# [What needs to be done]
Reproduce the data in full, exactly as given, leaving images out.

# [Data provided]

|---|

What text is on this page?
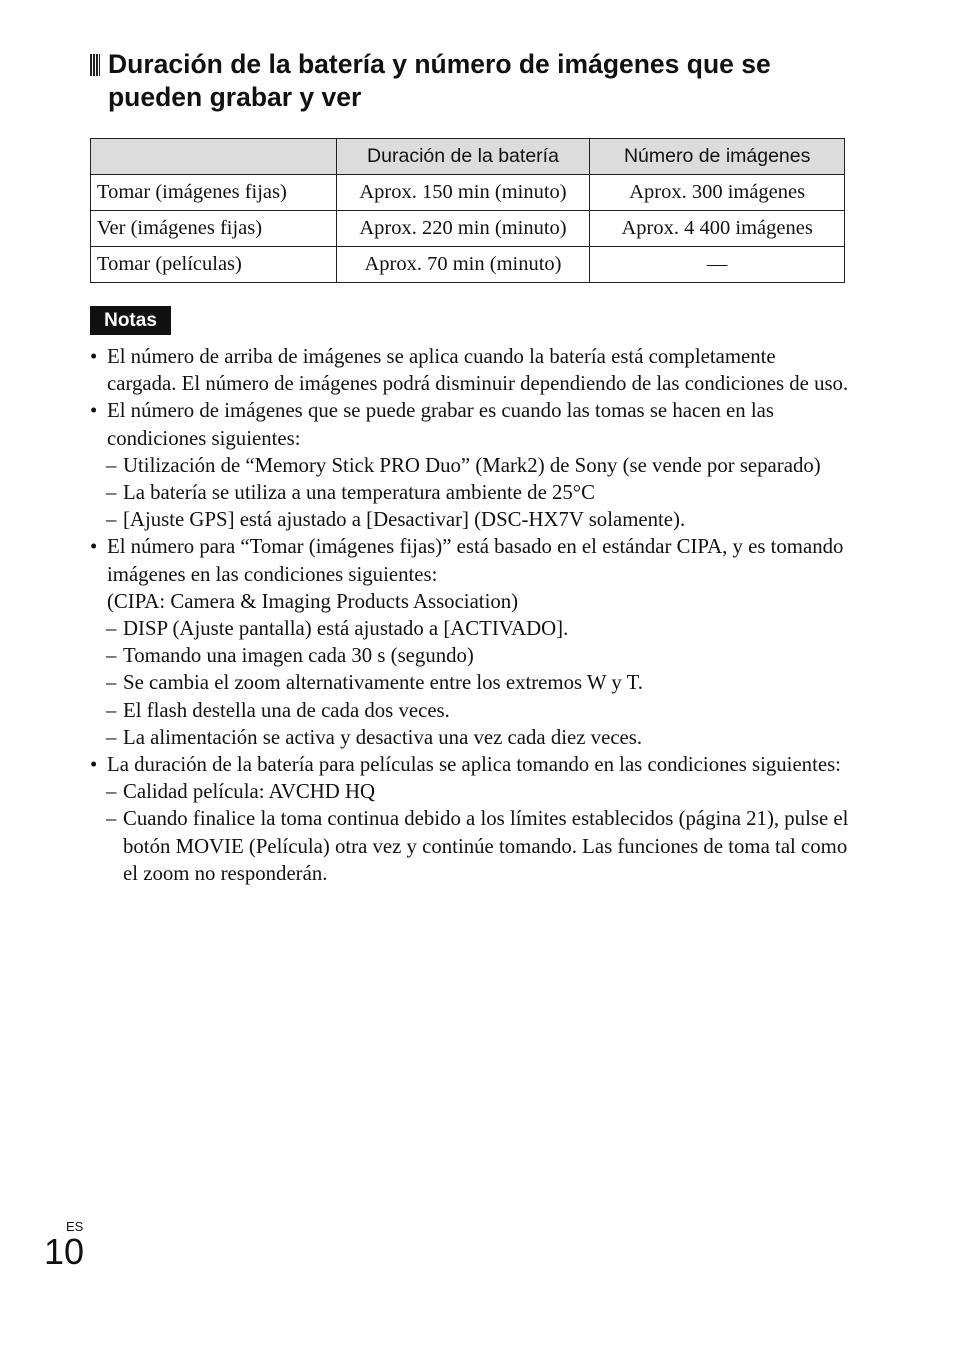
Duración de la batería y número de imágenes que se
pueden grabar y ver
	Duración de la batería	Número de imágenes
Tomar (imágenes fijas)	Aprox. 150 min (minuto)	Aprox. 300 imágenes
Ver (imágenes fijas)	Aprox. 220 min (minuto)	Aprox. 4 400 imágenes
Tomar (películas)	Aprox. 70 min (minuto)	—
Notas
• El número de arriba de imágenes se aplica cuando la batería está completamente cargada. El número de imágenes podrá disminuir dependiendo de las condiciones de uso.
• El número de imágenes que se puede grabar es cuando las tomas se hacen en las condiciones siguientes:
– Utilización de “Memory Stick PRO Duo” (Mark2) de Sony (se vende por separado)
– La batería se utiliza a una temperatura ambiente de 25°C
– [Ajuste GPS] está ajustado a [Desactivar] (DSC-HX7V solamente).
• El número para “Tomar (imágenes fijas)” está basado en el estándar CIPA, y es tomando imágenes en las condiciones siguientes:
(CIPA: Camera & Imaging Products Association)
– DISP (Ajuste pantalla) está ajustado a [ACTIVADO].
– Tomando una imagen cada 30 s (segundo)
– Se cambia el zoom alternativamente entre los extremos W y T.
– El flash destella una de cada dos veces.
– La alimentación se activa y desactiva una vez cada diez veces.
• La duración de la batería para películas se aplica tomando en las condiciones siguientes:
– Calidad película: AVCHD HQ
– Cuando finalice la toma continua debido a los límites establecidos (página 21), pulse el botón MOVIE (Película) otra vez y continúe tomando. Las funciones de toma tal como el zoom no responderán.
ES
10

|---|

# [Output of the exercise]
What text is on this page?
Duración de la batería y número de imágenes que se
pueden grabar y ver
	Duración de la batería	Número de imágenes
Tomar (imágenes fijas)	Aprox. 150 min (minuto)	Aprox. 300 imágenes
Ver (imágenes fijas)	Aprox. 220 min (minuto)	Aprox. 4 400 imágenes
Tomar (películas)	Aprox. 70 min (minuto)	—
Notas
• El número de arriba de imágenes se aplica cuando la batería está completamente cargada. El número de imágenes podrá disminuir dependiendo de las condiciones de uso.
• El número de imágenes que se puede grabar es cuando las tomas se hacen en las condiciones siguientes:
– Utilización de “Memory Stick PRO Duo” (Mark2) de Sony (se vende por separado)
– La batería se utiliza a una temperatura ambiente de 25°C
– [Ajuste GPS] está ajustado a [Desactivar] (DSC-HX7V solamente).
• El número para “Tomar (imágenes fijas)” está basado en el estándar CIPA, y es tomando imágenes en las condiciones siguientes:
(CIPA: Camera & Imaging Products Association)
– DISP (Ajuste pantalla) está ajustado a [ACTIVADO].
– Tomando una imagen cada 30 s (segundo)
– Se cambia el zoom alternativamente entre los extremos W y T.
– El flash destella una de cada dos veces.
– La alimentación se activa y desactiva una vez cada diez veces.
• La duración de la batería para películas se aplica tomando en las condiciones siguientes:
– Calidad película: AVCHD HQ
– Cuando finalice la toma continua debido a los límites establecidos (página 21), pulse el botón MOVIE (Película) otra vez y continúe tomando. Las funciones de toma tal como el zoom no responderán.
ES
10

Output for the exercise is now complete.